Scan the following material for the string "title" and copy each line in which it appears.

======

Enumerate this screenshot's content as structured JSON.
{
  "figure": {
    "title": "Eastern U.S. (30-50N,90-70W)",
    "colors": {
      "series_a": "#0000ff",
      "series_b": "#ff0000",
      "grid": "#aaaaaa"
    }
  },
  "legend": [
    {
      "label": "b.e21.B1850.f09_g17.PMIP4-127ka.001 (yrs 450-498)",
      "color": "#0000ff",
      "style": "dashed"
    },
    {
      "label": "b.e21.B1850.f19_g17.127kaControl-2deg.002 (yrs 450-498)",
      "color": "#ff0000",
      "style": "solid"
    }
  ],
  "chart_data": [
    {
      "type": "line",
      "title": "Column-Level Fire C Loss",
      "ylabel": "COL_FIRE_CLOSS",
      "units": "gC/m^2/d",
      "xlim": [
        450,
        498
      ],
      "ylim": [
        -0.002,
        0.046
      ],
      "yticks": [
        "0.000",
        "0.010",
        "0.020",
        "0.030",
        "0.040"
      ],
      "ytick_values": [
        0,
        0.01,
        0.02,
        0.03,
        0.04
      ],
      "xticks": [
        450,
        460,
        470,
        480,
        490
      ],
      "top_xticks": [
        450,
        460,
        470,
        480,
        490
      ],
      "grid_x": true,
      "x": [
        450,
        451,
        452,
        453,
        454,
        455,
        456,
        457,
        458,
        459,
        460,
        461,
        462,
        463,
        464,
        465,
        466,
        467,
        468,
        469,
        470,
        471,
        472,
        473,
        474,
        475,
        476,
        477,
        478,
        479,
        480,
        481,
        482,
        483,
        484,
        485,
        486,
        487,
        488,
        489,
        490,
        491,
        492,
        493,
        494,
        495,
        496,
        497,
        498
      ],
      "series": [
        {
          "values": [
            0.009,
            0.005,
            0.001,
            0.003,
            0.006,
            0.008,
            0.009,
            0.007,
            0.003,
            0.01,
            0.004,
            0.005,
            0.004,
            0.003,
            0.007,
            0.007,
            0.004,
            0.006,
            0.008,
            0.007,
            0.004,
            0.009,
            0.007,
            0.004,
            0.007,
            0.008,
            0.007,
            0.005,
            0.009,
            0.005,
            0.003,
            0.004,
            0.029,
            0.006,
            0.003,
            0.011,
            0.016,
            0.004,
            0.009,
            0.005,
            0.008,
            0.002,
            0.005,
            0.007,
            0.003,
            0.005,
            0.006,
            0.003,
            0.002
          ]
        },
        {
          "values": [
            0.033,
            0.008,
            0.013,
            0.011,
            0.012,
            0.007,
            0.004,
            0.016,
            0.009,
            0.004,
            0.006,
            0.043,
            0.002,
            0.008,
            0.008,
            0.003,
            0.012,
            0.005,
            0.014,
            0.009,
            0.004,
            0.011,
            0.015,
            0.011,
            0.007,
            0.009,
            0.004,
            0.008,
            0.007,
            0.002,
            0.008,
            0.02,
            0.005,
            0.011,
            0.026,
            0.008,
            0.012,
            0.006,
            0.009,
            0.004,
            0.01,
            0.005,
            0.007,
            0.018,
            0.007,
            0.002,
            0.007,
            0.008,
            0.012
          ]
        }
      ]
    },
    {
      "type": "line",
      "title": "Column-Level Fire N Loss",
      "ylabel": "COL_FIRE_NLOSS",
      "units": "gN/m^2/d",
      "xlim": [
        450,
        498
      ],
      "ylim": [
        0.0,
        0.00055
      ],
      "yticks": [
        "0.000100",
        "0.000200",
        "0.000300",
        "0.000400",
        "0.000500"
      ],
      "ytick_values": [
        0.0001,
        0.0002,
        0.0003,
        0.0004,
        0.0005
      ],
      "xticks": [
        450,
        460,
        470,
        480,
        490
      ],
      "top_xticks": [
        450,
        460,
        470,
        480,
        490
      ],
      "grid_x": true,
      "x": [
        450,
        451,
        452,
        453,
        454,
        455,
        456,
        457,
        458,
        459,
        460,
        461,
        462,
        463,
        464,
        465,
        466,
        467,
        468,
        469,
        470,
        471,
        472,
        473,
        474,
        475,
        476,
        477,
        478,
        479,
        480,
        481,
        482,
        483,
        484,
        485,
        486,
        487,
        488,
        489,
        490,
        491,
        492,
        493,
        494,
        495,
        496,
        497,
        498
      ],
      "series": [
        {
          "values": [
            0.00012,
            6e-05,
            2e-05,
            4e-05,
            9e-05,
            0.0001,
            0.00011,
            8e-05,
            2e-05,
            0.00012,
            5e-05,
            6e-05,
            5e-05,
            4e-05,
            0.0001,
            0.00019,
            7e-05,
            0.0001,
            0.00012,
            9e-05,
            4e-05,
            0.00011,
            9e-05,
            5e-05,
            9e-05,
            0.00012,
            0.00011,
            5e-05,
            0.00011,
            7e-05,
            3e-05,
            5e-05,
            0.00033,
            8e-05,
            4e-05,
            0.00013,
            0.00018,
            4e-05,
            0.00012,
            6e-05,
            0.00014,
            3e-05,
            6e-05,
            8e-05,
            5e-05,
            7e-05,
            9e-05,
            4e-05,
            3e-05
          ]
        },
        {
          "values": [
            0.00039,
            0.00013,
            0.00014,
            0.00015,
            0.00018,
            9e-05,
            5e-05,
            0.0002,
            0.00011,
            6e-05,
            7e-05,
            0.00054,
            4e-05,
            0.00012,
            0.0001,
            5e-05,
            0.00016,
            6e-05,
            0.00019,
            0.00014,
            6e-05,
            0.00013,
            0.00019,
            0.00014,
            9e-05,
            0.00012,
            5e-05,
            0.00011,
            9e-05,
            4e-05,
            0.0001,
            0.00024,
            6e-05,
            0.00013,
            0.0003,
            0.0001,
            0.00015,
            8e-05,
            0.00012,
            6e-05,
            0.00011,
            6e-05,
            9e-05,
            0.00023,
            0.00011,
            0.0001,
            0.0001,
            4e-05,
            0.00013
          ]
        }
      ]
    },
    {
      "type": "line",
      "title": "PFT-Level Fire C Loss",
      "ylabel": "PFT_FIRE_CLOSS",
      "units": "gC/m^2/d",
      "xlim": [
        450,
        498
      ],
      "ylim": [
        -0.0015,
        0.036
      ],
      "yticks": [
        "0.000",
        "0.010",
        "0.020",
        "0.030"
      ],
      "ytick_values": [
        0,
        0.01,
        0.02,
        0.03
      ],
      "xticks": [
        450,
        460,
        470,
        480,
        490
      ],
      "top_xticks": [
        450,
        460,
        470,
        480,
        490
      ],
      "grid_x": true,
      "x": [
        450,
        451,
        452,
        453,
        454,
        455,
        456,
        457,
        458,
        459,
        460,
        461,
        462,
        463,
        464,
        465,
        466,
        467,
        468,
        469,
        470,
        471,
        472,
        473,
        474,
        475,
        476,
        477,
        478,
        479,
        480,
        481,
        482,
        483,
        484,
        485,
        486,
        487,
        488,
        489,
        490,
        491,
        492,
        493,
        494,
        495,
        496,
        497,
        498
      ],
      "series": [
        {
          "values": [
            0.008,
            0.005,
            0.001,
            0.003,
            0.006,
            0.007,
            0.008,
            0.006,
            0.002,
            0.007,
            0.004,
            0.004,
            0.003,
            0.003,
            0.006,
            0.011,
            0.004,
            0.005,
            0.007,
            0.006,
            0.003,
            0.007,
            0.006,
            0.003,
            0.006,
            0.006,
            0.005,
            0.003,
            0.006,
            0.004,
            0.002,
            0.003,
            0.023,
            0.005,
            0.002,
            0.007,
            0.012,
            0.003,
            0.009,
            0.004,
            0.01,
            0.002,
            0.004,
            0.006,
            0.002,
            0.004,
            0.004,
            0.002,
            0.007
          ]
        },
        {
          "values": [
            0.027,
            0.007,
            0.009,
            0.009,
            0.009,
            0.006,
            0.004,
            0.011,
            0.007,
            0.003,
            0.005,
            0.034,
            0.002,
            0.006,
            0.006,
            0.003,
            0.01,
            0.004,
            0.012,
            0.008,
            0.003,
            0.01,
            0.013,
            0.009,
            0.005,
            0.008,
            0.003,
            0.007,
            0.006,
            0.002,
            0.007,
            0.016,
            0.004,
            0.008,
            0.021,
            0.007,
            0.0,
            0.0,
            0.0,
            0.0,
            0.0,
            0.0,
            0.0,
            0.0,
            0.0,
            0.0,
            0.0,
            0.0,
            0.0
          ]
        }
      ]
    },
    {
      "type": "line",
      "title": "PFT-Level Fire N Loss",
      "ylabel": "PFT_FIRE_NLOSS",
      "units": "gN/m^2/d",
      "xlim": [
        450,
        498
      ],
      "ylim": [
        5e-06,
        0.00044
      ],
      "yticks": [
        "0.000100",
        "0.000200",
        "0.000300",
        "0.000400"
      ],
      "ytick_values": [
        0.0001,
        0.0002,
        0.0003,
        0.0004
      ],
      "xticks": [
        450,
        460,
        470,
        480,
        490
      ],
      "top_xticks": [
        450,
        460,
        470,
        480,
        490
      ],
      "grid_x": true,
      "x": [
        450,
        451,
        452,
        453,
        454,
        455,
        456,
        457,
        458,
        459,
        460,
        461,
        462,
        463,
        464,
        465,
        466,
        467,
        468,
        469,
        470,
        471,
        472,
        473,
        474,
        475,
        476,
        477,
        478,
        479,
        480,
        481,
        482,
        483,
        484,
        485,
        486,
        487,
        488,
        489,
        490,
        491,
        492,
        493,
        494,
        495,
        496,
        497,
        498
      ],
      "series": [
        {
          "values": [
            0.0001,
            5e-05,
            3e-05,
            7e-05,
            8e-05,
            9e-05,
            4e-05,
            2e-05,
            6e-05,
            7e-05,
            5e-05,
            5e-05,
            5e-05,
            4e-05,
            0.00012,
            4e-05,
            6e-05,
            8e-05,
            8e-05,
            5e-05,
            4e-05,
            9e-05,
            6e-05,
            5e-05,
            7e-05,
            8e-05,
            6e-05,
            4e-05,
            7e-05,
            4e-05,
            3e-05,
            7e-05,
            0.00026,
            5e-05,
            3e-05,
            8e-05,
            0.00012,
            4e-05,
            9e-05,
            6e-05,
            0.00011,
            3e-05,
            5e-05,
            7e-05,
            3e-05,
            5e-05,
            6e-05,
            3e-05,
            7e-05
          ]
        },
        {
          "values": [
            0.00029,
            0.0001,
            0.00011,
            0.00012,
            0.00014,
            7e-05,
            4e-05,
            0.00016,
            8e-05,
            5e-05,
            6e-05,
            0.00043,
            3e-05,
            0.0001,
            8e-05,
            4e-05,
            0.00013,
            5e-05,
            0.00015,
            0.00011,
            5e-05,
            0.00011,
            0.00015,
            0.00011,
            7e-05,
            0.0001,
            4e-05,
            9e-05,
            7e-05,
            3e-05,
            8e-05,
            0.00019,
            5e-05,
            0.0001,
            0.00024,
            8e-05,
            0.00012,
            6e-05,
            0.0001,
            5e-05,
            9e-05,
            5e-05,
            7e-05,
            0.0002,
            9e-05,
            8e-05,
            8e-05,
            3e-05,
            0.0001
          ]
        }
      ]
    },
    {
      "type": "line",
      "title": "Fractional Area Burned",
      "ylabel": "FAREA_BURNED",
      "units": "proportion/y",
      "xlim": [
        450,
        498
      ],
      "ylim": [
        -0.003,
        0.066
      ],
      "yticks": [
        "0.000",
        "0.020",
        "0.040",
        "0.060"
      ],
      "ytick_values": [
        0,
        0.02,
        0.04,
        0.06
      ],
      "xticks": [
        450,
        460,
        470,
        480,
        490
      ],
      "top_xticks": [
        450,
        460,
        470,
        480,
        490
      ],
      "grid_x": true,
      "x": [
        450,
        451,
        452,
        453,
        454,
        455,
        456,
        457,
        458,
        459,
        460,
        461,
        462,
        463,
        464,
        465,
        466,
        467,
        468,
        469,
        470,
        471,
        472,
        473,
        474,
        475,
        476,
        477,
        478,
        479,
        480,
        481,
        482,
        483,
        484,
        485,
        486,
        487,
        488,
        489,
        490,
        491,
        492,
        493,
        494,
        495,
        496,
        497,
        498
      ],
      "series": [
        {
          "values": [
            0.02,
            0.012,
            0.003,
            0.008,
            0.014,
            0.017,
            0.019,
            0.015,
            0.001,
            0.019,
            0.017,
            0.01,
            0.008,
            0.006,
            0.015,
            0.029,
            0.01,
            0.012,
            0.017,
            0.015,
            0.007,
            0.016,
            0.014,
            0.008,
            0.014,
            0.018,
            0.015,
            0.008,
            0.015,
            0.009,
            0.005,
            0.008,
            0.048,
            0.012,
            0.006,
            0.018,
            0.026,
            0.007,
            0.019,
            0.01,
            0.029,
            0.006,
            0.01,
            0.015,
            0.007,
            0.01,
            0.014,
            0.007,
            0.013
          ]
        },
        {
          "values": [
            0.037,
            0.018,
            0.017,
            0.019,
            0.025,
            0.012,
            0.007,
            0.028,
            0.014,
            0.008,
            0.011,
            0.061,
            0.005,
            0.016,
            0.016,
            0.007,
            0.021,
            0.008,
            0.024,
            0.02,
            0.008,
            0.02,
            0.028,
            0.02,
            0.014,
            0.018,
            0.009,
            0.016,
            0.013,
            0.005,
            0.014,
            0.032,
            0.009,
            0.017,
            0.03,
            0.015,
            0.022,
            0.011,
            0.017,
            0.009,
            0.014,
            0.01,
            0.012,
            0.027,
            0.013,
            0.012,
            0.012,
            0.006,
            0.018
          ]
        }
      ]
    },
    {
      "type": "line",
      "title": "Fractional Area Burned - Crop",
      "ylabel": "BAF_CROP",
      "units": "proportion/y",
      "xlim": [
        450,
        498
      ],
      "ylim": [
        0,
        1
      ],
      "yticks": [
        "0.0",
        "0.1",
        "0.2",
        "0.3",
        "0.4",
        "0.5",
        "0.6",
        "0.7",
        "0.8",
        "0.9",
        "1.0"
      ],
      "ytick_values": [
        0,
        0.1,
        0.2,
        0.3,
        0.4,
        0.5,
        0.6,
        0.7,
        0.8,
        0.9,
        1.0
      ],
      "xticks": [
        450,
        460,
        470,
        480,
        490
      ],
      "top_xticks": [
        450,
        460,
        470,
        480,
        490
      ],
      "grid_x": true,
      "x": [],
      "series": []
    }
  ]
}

======

# THE COMPLETED TASK
    "title": "Eastern U.S. (30-50N,90-70W)",
      "title": "Column-Level Fire C Loss",
      "title": "Column-Level Fire N Loss",
      "title": "PFT-Level Fire C Loss",
      "title": "PFT-Level Fire N Loss",
      "title": "Fractional Area Burned",
      "title": "Fractional Area Burned - Crop",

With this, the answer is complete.